MATERIAL:

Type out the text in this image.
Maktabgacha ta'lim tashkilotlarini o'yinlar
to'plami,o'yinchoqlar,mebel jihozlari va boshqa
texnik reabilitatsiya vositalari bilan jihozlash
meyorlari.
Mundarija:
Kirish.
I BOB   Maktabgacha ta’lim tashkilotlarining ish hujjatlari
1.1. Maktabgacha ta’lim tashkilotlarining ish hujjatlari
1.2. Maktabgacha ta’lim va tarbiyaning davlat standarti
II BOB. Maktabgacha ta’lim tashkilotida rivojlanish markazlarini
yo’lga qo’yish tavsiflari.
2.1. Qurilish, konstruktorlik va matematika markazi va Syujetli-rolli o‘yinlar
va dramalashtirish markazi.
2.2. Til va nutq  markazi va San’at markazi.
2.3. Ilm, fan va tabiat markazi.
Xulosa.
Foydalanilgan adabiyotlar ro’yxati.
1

TASK DETAILS: Type the material above out again, exactly.

OUTPUT OF THE TASK:
Type out the text in this image.
Maktabgacha ta'lim tashkilotlarini o'yinlar
to'plami,o'yinchoqlar,mebel jihozlari va boshqa
texnik reabilitatsiya vositalari bilan jihozlash
meyorlari.
Mundarija:
Kirish.
I BOB   Maktabgacha ta’lim tashkilotlarining ish hujjatlari
1.1. Maktabgacha ta’lim tashkilotlarining ish hujjatlari
1.2. Maktabgacha ta’lim va tarbiyaning davlat standarti
II BOB. Maktabgacha ta’lim tashkilotida rivojlanish markazlarini
yo’lga qo’yish tavsiflari.
2.1. Qurilish, konstruktorlik va matematika markazi va Syujetli-rolli o‘yinlar
va dramalashtirish markazi.
2.2. Til va nutq  markazi va San’at markazi.
2.3. Ilm, fan va tabiat markazi.
Xulosa.
Foydalanilgan adabiyotlar ro’yxati.
1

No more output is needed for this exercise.